====== EXERCISE DATA

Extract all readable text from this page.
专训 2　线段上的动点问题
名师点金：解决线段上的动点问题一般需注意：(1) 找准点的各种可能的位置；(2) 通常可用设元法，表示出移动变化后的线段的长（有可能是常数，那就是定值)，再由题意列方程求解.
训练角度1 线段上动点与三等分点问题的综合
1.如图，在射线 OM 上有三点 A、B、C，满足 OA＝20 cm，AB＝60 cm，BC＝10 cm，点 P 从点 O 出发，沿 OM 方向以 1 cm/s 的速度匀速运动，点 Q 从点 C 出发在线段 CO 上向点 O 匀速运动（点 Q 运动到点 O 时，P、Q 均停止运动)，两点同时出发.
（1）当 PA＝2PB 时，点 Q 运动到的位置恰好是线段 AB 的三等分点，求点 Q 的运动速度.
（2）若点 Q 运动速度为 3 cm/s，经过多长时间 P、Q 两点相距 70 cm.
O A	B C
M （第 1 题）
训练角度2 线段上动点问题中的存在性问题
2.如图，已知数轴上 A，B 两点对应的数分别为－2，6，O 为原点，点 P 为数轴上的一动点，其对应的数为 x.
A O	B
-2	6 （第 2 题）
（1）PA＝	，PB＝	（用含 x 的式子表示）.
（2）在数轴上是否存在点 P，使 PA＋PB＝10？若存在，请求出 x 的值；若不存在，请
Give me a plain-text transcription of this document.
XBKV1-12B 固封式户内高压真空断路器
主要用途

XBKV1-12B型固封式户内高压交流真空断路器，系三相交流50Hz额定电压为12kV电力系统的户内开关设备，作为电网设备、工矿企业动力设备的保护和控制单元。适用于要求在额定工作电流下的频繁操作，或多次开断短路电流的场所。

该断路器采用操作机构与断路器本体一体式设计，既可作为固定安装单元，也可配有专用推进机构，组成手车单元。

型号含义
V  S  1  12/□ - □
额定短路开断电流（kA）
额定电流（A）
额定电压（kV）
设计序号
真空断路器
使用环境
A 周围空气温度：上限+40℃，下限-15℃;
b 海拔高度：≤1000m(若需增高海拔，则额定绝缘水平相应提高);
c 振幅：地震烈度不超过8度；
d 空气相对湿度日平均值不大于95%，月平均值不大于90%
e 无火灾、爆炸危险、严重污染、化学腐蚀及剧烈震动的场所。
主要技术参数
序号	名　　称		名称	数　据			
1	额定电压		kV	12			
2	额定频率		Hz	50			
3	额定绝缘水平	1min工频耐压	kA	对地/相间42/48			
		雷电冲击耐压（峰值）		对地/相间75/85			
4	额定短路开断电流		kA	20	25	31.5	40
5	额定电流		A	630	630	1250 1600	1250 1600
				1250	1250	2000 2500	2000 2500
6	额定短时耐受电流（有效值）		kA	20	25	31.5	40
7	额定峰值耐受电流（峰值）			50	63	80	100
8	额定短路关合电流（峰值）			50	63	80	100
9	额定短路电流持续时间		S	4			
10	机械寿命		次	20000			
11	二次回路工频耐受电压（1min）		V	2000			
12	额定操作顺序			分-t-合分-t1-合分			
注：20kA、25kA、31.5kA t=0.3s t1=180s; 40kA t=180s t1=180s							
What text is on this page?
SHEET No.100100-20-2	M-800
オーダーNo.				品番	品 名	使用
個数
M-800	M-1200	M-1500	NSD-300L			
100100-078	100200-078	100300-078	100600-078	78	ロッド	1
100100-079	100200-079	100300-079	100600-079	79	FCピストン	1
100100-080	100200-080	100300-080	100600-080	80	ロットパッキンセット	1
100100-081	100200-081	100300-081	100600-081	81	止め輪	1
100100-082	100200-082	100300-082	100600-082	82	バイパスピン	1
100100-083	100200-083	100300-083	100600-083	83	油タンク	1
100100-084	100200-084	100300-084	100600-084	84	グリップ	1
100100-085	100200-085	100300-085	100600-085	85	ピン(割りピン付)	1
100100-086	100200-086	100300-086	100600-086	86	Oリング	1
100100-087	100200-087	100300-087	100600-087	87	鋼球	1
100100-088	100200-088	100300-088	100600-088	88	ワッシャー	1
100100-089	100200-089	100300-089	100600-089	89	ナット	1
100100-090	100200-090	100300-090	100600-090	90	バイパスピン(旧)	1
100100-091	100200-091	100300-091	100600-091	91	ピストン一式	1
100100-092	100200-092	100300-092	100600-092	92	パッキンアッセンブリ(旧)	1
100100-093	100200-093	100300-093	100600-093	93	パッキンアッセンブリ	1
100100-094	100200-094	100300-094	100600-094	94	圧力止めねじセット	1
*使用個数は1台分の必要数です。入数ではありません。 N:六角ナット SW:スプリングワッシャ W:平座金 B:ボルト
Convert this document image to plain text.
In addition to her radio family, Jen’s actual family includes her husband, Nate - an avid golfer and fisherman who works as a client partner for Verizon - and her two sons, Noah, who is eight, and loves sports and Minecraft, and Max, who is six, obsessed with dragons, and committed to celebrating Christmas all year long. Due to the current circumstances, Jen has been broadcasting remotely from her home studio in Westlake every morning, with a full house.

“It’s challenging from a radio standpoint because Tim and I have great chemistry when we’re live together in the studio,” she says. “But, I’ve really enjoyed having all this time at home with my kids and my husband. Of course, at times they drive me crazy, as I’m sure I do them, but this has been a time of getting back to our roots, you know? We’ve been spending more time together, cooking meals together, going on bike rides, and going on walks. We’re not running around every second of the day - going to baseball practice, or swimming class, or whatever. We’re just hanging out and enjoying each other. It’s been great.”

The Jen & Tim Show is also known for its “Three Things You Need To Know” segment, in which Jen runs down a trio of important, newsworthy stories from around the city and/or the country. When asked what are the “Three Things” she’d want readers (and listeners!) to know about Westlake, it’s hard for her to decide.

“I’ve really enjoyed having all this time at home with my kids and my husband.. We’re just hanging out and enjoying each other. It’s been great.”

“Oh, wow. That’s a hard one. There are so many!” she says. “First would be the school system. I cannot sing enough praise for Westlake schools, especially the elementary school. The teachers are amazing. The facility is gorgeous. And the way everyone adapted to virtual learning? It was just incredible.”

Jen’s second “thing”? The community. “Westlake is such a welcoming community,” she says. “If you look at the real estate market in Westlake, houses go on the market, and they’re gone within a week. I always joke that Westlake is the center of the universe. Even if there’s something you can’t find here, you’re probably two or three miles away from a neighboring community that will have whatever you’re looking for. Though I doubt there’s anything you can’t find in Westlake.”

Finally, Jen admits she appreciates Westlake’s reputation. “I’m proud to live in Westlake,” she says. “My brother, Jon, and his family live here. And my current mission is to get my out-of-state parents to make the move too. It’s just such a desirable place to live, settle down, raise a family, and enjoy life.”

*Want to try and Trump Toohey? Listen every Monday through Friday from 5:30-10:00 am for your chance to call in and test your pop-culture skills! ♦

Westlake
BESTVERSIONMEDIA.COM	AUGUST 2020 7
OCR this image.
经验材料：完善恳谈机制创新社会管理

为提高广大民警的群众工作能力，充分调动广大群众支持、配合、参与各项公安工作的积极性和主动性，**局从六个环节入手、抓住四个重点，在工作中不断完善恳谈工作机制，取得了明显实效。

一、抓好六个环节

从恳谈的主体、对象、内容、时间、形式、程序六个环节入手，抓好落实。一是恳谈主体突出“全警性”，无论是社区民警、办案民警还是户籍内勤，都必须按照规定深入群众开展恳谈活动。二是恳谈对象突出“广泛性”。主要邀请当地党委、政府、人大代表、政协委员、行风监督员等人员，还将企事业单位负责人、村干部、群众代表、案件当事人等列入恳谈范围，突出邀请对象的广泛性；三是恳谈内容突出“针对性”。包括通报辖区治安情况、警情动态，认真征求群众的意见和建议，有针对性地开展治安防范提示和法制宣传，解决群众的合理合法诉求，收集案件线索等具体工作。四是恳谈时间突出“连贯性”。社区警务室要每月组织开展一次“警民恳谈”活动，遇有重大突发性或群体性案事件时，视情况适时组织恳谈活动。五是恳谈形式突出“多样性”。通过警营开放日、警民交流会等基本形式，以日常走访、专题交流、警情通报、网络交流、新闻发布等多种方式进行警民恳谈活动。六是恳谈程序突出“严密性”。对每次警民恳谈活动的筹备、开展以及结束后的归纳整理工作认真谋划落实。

============

Pick out all lines from the data above in which the word "额定电流" appears.

> **TASK ANSWER**:
额定电流（A）
5	额定电流		A	630	630	1250 1600	1250 1600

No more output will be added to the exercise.